▸ Work to complete
Pictures within the data are to be left out; everything else must be reproduced exactly.

▸ Extracted entries
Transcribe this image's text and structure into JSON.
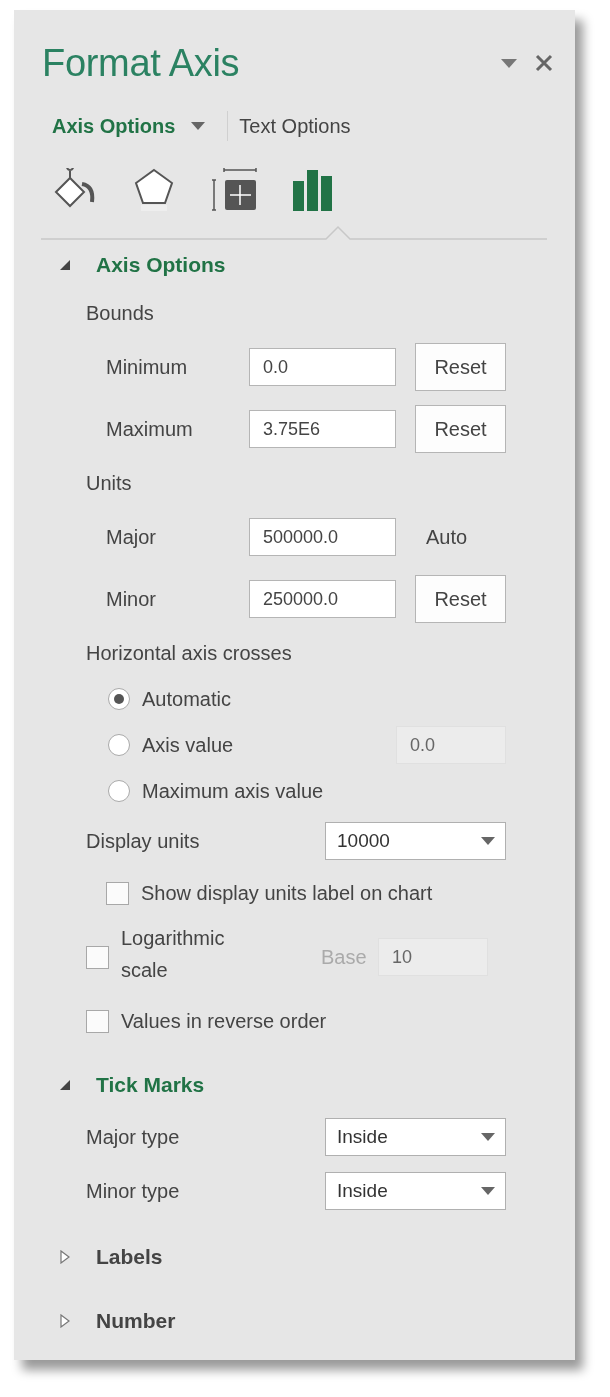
{
  "panel": {
    "title": "Format Axis"
  },
  "option_tabs": [
    {
      "label": "Axis Options",
      "selected": true,
      "has_menu": true
    },
    {
      "label": "Text Options",
      "selected": false,
      "has_menu": false
    }
  ],
  "category_icons": [
    {
      "kind": "fill",
      "selected": false
    },
    {
      "kind": "effects",
      "selected": false
    },
    {
      "kind": "size",
      "selected": false
    },
    {
      "kind": "options",
      "selected": true
    }
  ],
  "sections": [
    {
      "title": "Axis Options",
      "expanded": true,
      "items": [
        {
          "kind": "heading",
          "label": "Bounds"
        },
        {
          "kind": "field",
          "label": "Minimum",
          "value": "0.0",
          "action": {
            "kind": "button",
            "label": "Reset"
          }
        },
        {
          "kind": "field",
          "label": "Maximum",
          "value": "3.75E6",
          "action": {
            "kind": "button",
            "label": "Reset"
          }
        },
        {
          "kind": "heading",
          "label": "Units"
        },
        {
          "kind": "field",
          "label": "Major",
          "value": "500000.0",
          "action": {
            "kind": "text",
            "label": "Auto"
          }
        },
        {
          "kind": "field",
          "label": "Minor",
          "value": "250000.0",
          "action": {
            "kind": "button",
            "label": "Reset"
          }
        },
        {
          "kind": "heading",
          "label": "Horizontal axis crosses"
        },
        {
          "kind": "radio",
          "label": "Automatic",
          "selected": true
        },
        {
          "kind": "radio",
          "label": "Axis value",
          "selected": false,
          "field": {
            "value": "0.0",
            "disabled": true
          }
        },
        {
          "kind": "radio",
          "label": "Maximum axis value",
          "selected": false
        },
        {
          "kind": "select",
          "label": "Display units",
          "value": "10000"
        },
        {
          "kind": "sub_checkbox",
          "label": "Show display units label on chart",
          "checked": false
        },
        {
          "kind": "checkbox_base",
          "label": "Logarithmic scale",
          "checked": false,
          "base_label": "Base",
          "field": {
            "value": "10",
            "disabled": true
          }
        },
        {
          "kind": "checkbox",
          "label": "Values in reverse order",
          "checked": false
        }
      ]
    },
    {
      "title": "Tick Marks",
      "expanded": true,
      "items": [
        {
          "kind": "select",
          "label": "Major type",
          "value": "Inside"
        },
        {
          "kind": "select",
          "label": "Minor type",
          "value": "Inside"
        }
      ]
    },
    {
      "title": "Labels",
      "expanded": false
    },
    {
      "title": "Number",
      "expanded": false
    }
  ]
}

▸ Task answer
Transcribe this image's text and structure into JSON.
{
  "panel": {
    "title": "Format Axis"
  },
  "option_tabs": [
    {
      "label": "Axis Options",
      "selected": true,
      "has_menu": true
    },
    {
      "label": "Text Options",
      "selected": false,
      "has_menu": false
    }
  ],
  "category_icons": [
    {
      "kind": "fill",
      "selected": false
    },
    {
      "kind": "effects",
      "selected": false
    },
    {
      "kind": "size",
      "selected": false
    },
    {
      "kind": "options",
      "selected": true
    }
  ],
  "sections": [
    {
      "title": "Axis Options",
      "expanded": true,
      "items": [
        {
          "kind": "heading",
          "label": "Bounds"
        },
        {
          "kind": "field",
          "label": "Minimum",
          "value": "0.0",
          "action": {
            "kind": "button",
            "label": "Reset"
          }
        },
        {
          "kind": "field",
          "label": "Maximum",
          "value": "3.75E6",
          "action": {
            "kind": "button",
            "label": "Reset"
          }
        },
        {
          "kind": "heading",
          "label": "Units"
        },
        {
          "kind": "field",
          "label": "Major",
          "value": "500000.0",
          "action": {
            "kind": "text",
            "label": "Auto"
          }
        },
        {
          "kind": "field",
          "label": "Minor",
          "value": "250000.0",
          "action": {
            "kind": "button",
            "label": "Reset"
          }
        },
        {
          "kind": "heading",
          "label": "Horizontal axis crosses"
        },
        {
          "kind": "radio",
          "label": "Automatic",
          "selected": true
        },
        {
          "kind": "radio",
          "label": "Axis value",
          "selected": false,
          "field": {
            "value": "0.0",
            "disabled": true
          }
        },
        {
          "kind": "radio",
          "label": "Maximum axis value",
          "selected": false
        },
        {
          "kind": "select",
          "label": "Display units",
          "value": "10000"
        },
        {
          "kind": "sub_checkbox",
          "label": "Show display units label on chart",
          "checked": false
        },
        {
          "kind": "checkbox_base",
          "label": "Logarithmic scale",
          "checked": false,
          "base_label": "Base",
          "field": {
            "value": "10",
            "disabled": true
          }
        },
        {
          "kind": "checkbox",
          "label": "Values in reverse order",
          "checked": false
        }
      ]
    },
    {
      "title": "Tick Marks",
      "expanded": true,
      "items": [
        {
          "kind": "select",
          "label": "Major type",
          "value": "Inside"
        },
        {
          "kind": "select",
          "label": "Minor type",
          "value": "Inside"
        }
      ]
    },
    {
      "title": "Labels",
      "expanded": false
    },
    {
      "title": "Number",
      "expanded": false
    }
  ]
}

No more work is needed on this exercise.